[Source records]

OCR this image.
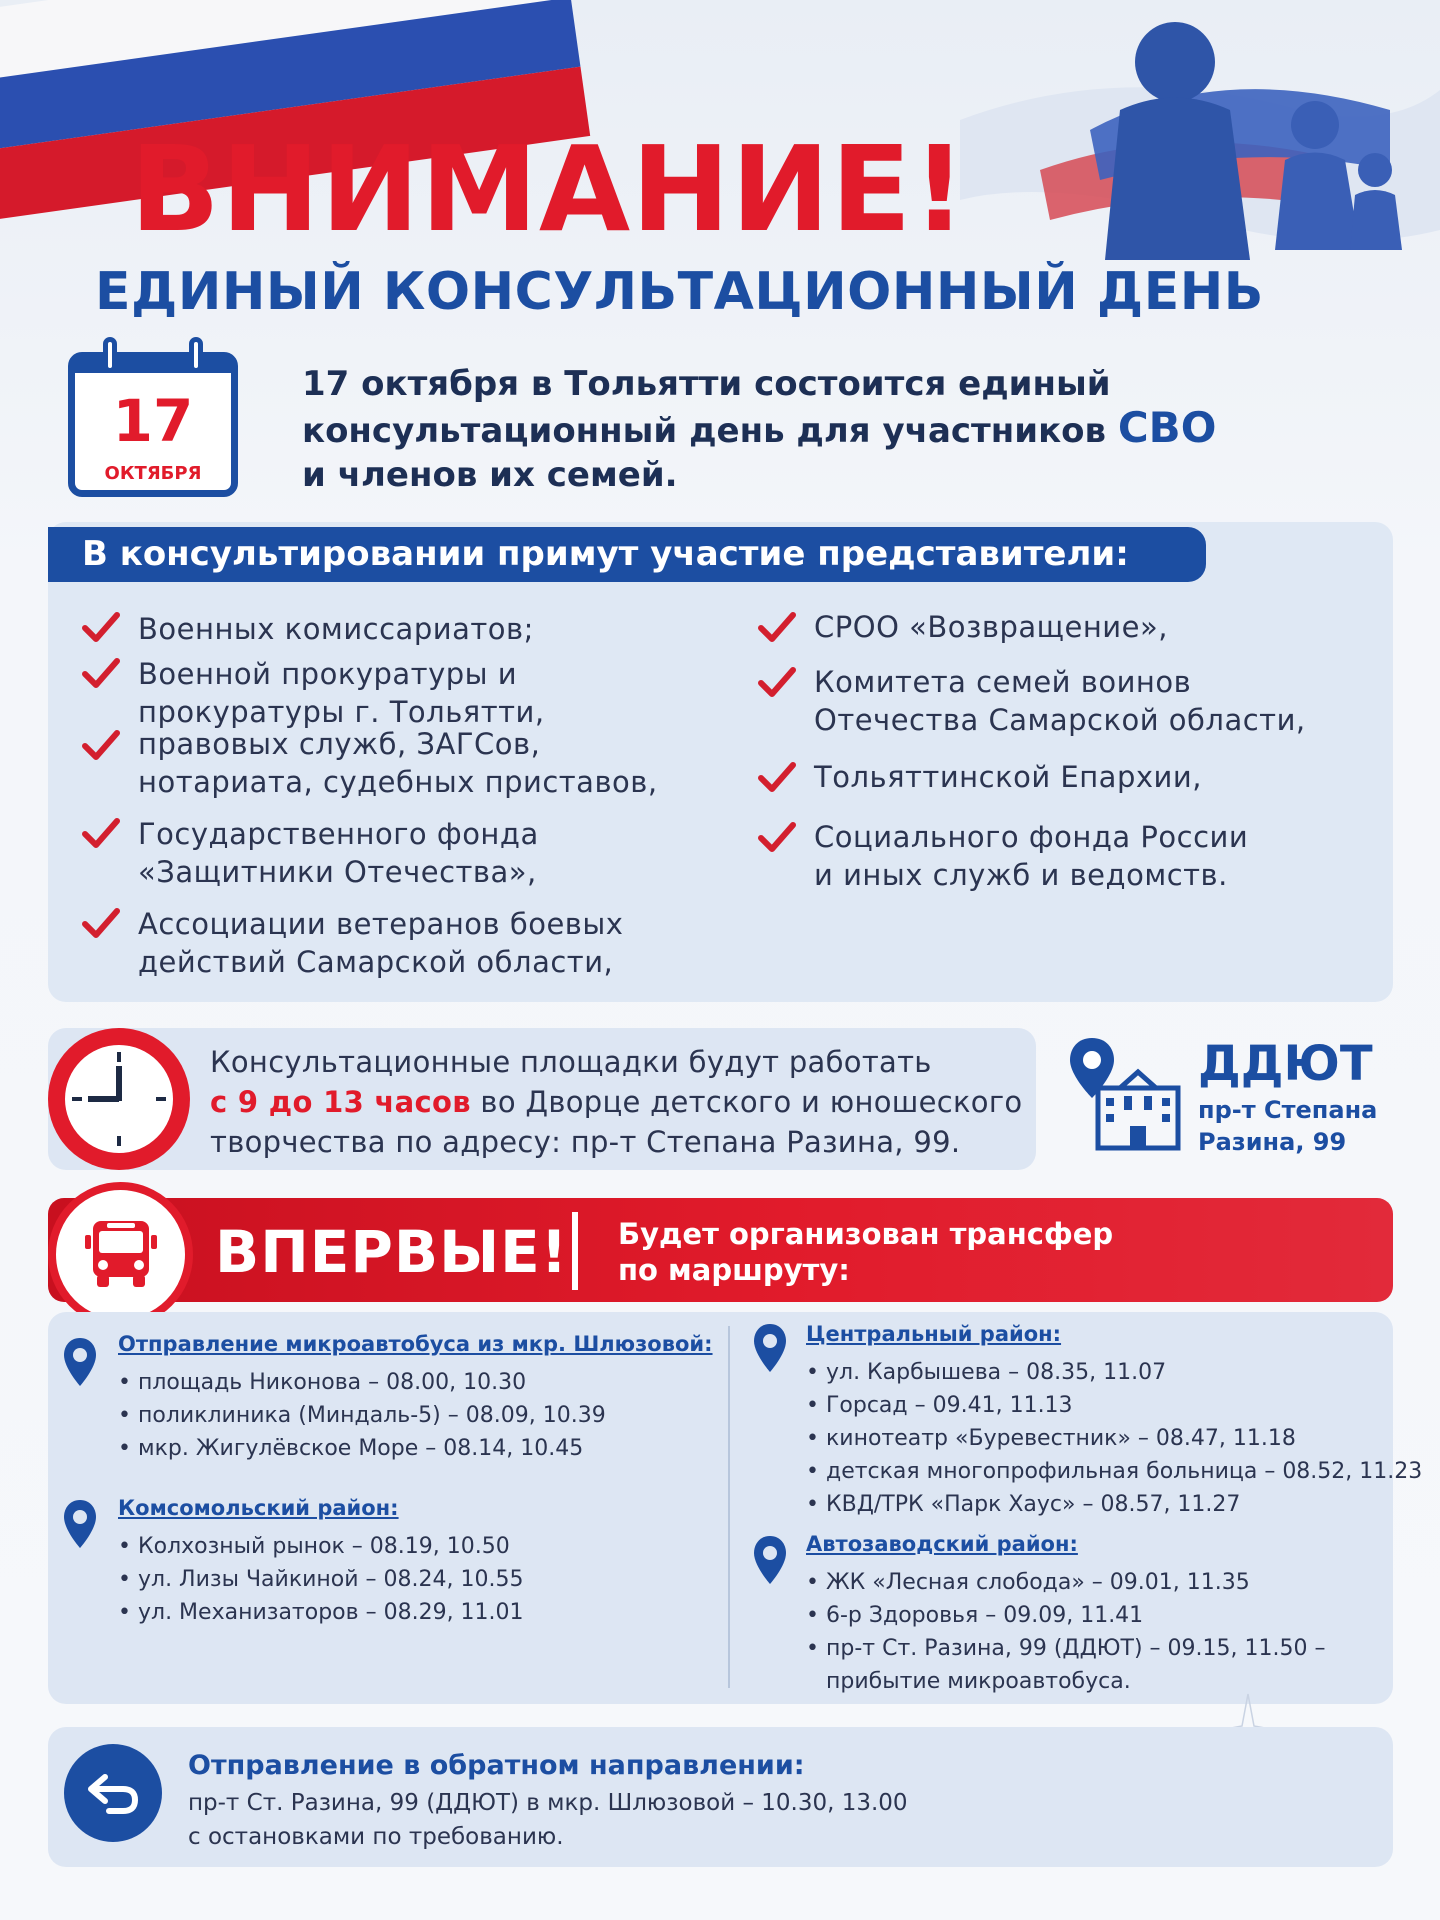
ВНИМАНИЕ!
ЕДИНЫЙ КОНСУЛЬТАЦИОННЫЙ ДЕНЬ
17
ОКТЯБРЯ
17 октября в Тольятти состоится единый
консультационный день для участников СВО
и членов их семей.
В консультировании примут участие представители:
Военных комиссариатов;
Военной прокуратуры и
прокуратуры г. Тольятти,
правовых служб, ЗАГСов,
нотариата, судебных приставов,
Государственного фонда
«Защитники Отечества»,
Ассоциации ветеранов боевых
действий Самарской области,
СРОО «Возвращение»,
Комитета семей воинов
Отечества Самарской области,
Тольяттинской Епархии,
Социального фонда России
и иных служб и ведомств.
Консультационные площадки будут работать
с 9 до 13 часов во Дворце детского и юношеского
творчества по адресу: пр-т Степана Разина, 99.
ДДЮТ
пр-т Степана
Разина, 99
ВПЕРВЫЕ! Будет организован трансфер
по маршруту:
Отправление микроавтобуса из мкр. Шлюзовой:
• площадь Никонова – 08.00, 10.30
• поликлиника (Миндаль-5) – 08.09, 10.39
• мкр. Жигулёвское Море – 08.14, 10.45
Комсомольский район:
• Колхозный рынок – 08.19, 10.50
• ул. Лизы Чайкиной – 08.24, 10.55
• ул. Механизаторов – 08.29, 11.01
Центральный район:
• ул. Карбышева – 08.35, 11.07
• Горсад – 09.41, 11.13
• кинотеатр «Буревестник» – 08.47, 11.18
• детская многопрофильная больница – 08.52, 11.23
• КВД/ТРК «Парк Хаус» – 08.57, 11.27
Автозаводский район:
• ЖК «Лесная слобода» – 09.01, 11.35
• 6-р Здоровья – 09.09, 11.41
• пр-т Ст. Разина, 99 (ДДЮТ) – 09.15, 11.50 –
прибытие микроавтобуса.
Отправление в обратном направлении:
пр-т Ст. Разина, 99 (ДДЮТ) в мкр. Шлюзовой – 10.30, 13.00
с остановками по требованию.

→ OBJECTIVE: The pictures in the entries should be left out; output everything else exactly.

→ ANSWER TO THIS PROBLEM:
OCR this image.
ВНИМАНИЕ!
ЕДИНЫЙ КОНСУЛЬТАЦИОННЫЙ ДЕНЬ
17
ОКТЯБРЯ
17 октября в Тольятти состоится единый
консультационный день для участников СВО
и членов их семей.
В консультировании примут участие представители:
Военных комиссариатов;
Военной прокуратуры и
прокуратуры г. Тольятти,
правовых служб, ЗАГСов,
нотариата, судебных приставов,
Государственного фонда
«Защитники Отечества»,
Ассоциации ветеранов боевых
действий Самарской области,
СРОО «Возвращение»,
Комитета семей воинов
Отечества Самарской области,
Тольяттинской Епархии,
Социального фонда России
и иных служб и ведомств.
Консультационные площадки будут работать
с 9 до 13 часов во Дворце детского и юношеского
творчества по адресу: пр-т Степана Разина, 99.
ДДЮТ
пр-т Степана
Разина, 99
ВПЕРВЫЕ! Будет организован трансфер
по маршруту:
Отправление микроавтобуса из мкр. Шлюзовой:
• площадь Никонова – 08.00, 10.30
• поликлиника (Миндаль-5) – 08.09, 10.39
• мкр. Жигулёвское Море – 08.14, 10.45
Комсомольский район:
• Колхозный рынок – 08.19, 10.50
• ул. Лизы Чайкиной – 08.24, 10.55
• ул. Механизаторов – 08.29, 11.01
Центральный район:
• ул. Карбышева – 08.35, 11.07
• Горсад – 09.41, 11.13
• кинотеатр «Буревестник» – 08.47, 11.18
• детская многопрофильная больница – 08.52, 11.23
• КВД/ТРК «Парк Хаус» – 08.57, 11.27
Автозаводский район:
• ЖК «Лесная слобода» – 09.01, 11.35
• 6-р Здоровья – 09.09, 11.41
• пр-т Ст. Разина, 99 (ДДЮТ) – 09.15, 11.50 –
прибытие микроавтобуса.
Отправление в обратном направлении:
пр-т Ст. Разина, 99 (ДДЮТ) в мкр. Шлюзовой – 10.30, 13.00
с остановками по требованию.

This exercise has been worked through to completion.